> _Task requirements_: What is the number of lines containing "title"? Give only that number.

..........

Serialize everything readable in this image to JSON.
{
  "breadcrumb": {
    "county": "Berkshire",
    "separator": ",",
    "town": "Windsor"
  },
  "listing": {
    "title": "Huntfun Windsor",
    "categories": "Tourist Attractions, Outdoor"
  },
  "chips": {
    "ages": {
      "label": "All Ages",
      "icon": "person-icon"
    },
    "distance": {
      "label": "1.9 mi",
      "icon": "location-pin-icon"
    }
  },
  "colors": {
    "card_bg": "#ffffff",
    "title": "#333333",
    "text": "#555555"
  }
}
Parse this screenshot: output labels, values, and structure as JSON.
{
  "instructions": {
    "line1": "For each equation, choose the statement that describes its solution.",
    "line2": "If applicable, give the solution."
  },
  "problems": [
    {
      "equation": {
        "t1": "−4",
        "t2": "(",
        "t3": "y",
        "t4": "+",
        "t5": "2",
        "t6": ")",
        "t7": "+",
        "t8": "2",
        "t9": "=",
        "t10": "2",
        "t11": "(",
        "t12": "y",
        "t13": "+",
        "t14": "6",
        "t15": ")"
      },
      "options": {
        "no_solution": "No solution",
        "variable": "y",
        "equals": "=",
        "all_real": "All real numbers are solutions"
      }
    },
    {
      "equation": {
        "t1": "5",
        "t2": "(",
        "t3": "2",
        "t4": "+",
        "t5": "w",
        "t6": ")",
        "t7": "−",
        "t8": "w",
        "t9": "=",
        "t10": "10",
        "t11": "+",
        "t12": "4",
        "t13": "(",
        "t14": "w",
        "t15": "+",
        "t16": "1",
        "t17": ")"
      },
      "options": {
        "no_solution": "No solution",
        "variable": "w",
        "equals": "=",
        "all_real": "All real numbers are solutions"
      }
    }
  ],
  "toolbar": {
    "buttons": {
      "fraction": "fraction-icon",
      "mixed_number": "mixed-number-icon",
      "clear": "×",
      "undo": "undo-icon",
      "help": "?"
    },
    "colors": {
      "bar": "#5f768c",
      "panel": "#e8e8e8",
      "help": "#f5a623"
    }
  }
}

..........

> _Correct response_: 2